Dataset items
= = = = = = =
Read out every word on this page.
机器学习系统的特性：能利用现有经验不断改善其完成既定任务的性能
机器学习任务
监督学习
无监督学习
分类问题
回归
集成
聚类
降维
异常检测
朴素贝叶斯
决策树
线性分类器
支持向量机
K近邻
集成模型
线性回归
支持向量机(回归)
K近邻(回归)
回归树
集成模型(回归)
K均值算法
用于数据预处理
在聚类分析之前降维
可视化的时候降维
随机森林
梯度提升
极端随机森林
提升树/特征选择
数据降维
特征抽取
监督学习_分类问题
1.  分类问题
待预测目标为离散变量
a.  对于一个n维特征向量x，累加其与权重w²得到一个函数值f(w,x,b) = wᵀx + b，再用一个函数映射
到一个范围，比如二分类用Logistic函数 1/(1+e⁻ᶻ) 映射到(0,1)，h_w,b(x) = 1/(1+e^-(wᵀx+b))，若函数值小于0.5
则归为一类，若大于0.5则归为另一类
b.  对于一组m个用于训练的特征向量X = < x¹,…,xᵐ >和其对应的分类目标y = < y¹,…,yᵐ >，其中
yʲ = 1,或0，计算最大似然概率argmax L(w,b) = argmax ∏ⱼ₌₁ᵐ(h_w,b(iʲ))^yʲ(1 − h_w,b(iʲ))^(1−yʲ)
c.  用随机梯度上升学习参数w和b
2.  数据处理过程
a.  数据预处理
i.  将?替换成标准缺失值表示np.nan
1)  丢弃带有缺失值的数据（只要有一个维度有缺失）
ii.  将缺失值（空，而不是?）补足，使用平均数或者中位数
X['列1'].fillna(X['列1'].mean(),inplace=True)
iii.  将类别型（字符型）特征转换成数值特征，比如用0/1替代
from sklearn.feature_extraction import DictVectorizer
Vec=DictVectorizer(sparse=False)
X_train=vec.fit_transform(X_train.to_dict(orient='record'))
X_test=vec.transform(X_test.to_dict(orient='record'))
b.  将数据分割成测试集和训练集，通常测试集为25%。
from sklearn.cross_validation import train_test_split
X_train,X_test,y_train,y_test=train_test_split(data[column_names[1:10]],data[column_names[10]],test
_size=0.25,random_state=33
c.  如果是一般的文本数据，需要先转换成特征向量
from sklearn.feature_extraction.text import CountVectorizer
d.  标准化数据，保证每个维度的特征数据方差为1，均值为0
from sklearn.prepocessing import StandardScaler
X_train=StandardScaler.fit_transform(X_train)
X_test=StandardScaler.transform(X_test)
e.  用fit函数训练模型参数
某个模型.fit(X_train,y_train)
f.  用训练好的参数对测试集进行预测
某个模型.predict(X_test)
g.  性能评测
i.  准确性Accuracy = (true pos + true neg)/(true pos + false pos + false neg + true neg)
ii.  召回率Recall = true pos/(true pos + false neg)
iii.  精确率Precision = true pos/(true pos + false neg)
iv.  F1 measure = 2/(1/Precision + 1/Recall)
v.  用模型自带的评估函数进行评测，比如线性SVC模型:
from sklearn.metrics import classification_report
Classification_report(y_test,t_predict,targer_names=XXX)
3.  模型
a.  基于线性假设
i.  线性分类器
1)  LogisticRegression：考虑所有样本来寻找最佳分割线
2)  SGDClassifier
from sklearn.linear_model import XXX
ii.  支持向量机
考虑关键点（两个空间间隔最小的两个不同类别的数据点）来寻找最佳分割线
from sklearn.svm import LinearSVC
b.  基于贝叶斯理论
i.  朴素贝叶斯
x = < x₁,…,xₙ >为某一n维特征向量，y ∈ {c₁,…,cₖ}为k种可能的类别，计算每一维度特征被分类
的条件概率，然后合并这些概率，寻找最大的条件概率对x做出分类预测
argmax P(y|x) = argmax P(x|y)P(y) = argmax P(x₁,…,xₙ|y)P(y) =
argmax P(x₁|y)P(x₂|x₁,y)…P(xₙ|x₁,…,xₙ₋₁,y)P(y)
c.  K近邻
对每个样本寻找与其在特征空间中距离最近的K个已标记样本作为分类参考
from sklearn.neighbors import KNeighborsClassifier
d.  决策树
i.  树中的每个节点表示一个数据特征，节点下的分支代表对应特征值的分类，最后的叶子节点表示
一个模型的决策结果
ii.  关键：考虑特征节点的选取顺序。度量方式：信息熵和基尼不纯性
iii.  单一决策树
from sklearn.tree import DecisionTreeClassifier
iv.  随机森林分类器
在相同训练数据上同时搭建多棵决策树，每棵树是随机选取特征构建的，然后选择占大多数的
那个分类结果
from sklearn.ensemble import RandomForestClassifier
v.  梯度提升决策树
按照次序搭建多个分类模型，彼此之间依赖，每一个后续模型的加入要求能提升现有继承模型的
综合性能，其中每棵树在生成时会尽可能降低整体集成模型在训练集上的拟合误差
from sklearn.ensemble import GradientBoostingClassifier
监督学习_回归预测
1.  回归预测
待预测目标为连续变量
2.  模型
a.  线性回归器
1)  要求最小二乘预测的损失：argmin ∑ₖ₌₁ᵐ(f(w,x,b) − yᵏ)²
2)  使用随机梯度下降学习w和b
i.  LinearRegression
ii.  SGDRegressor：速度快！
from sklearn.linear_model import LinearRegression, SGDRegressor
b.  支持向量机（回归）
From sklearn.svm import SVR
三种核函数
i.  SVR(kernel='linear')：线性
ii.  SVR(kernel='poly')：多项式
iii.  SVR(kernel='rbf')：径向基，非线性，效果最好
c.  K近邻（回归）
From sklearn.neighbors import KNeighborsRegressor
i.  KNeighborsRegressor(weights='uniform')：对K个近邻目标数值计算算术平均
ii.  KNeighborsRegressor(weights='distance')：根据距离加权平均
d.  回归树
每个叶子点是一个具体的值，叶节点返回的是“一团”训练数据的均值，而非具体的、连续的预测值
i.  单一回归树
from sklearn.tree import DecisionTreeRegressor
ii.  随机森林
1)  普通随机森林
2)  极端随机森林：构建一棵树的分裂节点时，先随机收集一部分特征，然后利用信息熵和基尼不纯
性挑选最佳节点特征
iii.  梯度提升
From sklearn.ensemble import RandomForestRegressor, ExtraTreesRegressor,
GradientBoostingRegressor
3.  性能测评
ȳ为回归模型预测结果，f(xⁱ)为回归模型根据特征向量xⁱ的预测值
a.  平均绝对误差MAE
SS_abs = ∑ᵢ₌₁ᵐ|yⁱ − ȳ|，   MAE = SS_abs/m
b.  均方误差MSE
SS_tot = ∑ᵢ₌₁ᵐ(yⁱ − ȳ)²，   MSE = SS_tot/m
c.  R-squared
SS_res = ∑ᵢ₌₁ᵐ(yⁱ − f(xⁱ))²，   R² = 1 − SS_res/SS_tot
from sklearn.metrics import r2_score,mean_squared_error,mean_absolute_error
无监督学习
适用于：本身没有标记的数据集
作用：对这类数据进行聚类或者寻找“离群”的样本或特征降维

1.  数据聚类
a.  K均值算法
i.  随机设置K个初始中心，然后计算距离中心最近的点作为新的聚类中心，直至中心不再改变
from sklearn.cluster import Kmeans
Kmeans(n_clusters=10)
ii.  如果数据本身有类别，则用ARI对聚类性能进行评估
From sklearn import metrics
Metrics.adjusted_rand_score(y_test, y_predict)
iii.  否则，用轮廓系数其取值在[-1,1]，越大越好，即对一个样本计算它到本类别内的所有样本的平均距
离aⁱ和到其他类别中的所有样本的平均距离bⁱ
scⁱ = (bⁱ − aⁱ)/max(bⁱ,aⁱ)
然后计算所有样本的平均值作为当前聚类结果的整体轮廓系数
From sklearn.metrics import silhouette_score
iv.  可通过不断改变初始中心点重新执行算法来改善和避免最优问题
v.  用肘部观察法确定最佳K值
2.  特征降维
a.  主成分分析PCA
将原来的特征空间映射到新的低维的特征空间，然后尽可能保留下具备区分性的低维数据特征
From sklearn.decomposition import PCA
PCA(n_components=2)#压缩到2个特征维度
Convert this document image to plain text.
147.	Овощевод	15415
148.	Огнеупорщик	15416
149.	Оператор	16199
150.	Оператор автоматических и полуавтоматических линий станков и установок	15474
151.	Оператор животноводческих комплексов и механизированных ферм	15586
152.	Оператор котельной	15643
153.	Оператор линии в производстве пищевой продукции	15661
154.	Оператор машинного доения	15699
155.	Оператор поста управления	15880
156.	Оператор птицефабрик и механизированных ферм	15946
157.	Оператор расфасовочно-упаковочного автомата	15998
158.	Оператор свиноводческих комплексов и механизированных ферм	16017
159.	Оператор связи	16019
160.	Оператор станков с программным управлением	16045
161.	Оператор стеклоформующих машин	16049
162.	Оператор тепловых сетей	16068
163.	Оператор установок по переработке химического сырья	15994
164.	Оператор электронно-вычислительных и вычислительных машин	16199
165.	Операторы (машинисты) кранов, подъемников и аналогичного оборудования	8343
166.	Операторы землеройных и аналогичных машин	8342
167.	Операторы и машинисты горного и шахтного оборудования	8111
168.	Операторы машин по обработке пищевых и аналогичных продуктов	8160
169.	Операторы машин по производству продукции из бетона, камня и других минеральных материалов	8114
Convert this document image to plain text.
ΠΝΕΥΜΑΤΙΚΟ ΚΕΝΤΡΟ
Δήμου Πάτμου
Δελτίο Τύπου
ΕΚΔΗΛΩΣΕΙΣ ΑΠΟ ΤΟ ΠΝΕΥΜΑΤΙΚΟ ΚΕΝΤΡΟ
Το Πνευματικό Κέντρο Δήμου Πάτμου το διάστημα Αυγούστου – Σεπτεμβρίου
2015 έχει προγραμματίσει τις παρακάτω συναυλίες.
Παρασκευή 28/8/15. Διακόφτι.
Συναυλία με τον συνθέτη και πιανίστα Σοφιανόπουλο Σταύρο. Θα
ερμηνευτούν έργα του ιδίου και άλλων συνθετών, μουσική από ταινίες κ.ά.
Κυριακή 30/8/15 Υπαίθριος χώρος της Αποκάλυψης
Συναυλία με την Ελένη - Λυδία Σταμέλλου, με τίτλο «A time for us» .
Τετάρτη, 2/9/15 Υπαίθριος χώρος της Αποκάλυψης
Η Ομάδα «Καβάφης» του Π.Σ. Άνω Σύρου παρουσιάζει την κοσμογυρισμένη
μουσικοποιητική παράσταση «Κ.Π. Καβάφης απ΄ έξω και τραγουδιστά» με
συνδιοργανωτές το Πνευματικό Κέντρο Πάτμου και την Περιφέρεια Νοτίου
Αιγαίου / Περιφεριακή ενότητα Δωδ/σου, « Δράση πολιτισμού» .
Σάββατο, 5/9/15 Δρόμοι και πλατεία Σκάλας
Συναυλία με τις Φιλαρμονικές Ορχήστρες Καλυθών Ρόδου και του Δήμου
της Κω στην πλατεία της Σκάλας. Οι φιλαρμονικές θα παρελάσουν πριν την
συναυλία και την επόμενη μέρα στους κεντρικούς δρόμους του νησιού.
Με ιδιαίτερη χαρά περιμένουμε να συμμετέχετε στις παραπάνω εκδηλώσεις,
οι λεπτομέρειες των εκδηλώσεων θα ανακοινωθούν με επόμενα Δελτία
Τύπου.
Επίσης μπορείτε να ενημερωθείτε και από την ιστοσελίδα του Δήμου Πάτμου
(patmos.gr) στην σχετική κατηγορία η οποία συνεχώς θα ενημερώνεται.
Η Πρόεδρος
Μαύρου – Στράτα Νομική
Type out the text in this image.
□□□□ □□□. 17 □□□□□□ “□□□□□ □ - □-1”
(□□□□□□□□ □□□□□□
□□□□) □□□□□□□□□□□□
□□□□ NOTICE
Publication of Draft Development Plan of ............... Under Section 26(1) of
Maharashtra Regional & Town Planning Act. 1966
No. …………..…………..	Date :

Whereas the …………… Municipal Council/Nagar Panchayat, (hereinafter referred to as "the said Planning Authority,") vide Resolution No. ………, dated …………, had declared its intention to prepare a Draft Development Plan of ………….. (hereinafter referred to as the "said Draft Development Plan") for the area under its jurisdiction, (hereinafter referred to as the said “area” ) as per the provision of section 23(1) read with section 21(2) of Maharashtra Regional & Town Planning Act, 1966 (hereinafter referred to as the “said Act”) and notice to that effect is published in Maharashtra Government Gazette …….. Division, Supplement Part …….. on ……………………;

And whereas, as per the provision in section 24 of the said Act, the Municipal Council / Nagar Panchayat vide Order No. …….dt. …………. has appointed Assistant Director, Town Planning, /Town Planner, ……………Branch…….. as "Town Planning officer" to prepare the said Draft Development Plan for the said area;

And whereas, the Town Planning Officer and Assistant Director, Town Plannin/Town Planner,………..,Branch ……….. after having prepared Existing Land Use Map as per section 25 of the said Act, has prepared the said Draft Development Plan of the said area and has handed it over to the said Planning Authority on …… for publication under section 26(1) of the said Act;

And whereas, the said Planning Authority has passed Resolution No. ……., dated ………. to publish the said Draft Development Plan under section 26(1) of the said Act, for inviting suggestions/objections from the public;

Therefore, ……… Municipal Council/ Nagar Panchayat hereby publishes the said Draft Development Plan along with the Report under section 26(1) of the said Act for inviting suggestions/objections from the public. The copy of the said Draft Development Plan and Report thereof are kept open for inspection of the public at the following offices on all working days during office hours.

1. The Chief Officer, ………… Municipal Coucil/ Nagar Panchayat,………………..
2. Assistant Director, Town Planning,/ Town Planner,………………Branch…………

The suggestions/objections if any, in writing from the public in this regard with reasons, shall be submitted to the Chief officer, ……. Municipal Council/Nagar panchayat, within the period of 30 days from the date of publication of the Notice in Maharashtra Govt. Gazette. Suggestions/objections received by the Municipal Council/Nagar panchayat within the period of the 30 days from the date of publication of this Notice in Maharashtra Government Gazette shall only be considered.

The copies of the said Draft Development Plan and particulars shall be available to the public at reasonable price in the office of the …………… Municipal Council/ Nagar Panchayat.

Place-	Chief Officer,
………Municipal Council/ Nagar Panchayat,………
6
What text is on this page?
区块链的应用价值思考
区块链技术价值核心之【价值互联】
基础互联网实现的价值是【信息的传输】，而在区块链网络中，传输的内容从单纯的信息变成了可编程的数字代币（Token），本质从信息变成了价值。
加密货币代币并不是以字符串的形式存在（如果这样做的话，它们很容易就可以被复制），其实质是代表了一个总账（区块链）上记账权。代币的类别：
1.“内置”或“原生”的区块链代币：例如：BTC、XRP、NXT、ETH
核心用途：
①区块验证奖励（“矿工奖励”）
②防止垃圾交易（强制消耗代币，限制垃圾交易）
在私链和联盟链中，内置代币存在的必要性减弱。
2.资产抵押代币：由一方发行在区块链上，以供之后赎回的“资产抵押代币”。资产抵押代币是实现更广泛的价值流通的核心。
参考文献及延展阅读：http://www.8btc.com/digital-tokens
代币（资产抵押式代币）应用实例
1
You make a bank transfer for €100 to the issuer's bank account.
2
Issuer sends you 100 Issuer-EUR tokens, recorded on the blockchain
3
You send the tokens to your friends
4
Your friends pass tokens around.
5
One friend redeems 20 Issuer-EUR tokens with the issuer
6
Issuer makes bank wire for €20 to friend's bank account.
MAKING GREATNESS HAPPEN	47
= = = = = = =
*Instructions for the task:* Copy out each line in the preceding records that contains "Assistant".

*Full output:*
And whereas, as per the provision in section 24 of the said Act, the Municipal Council / Nagar Panchayat vide Order No. …….dt. …………. has appointed Assistant Director, Town Planning, /Town Planner, ……………Branch…….. as "Town Planning officer" to prepare the said Draft Development Plan for the said area;
And whereas, the Town Planning Officer and Assistant Director, Town Plannin/Town Planner,………..,Branch ……….. after having prepared Existing Land Use Map as per section 25 of the said Act, has prepared the said Draft Development Plan of the said area and has handed it over to the said Planning Authority on …… for publication under section 26(1) of the said Act;
2. Assistant Director, Town Planning,/ Town Planner,………………Branch…………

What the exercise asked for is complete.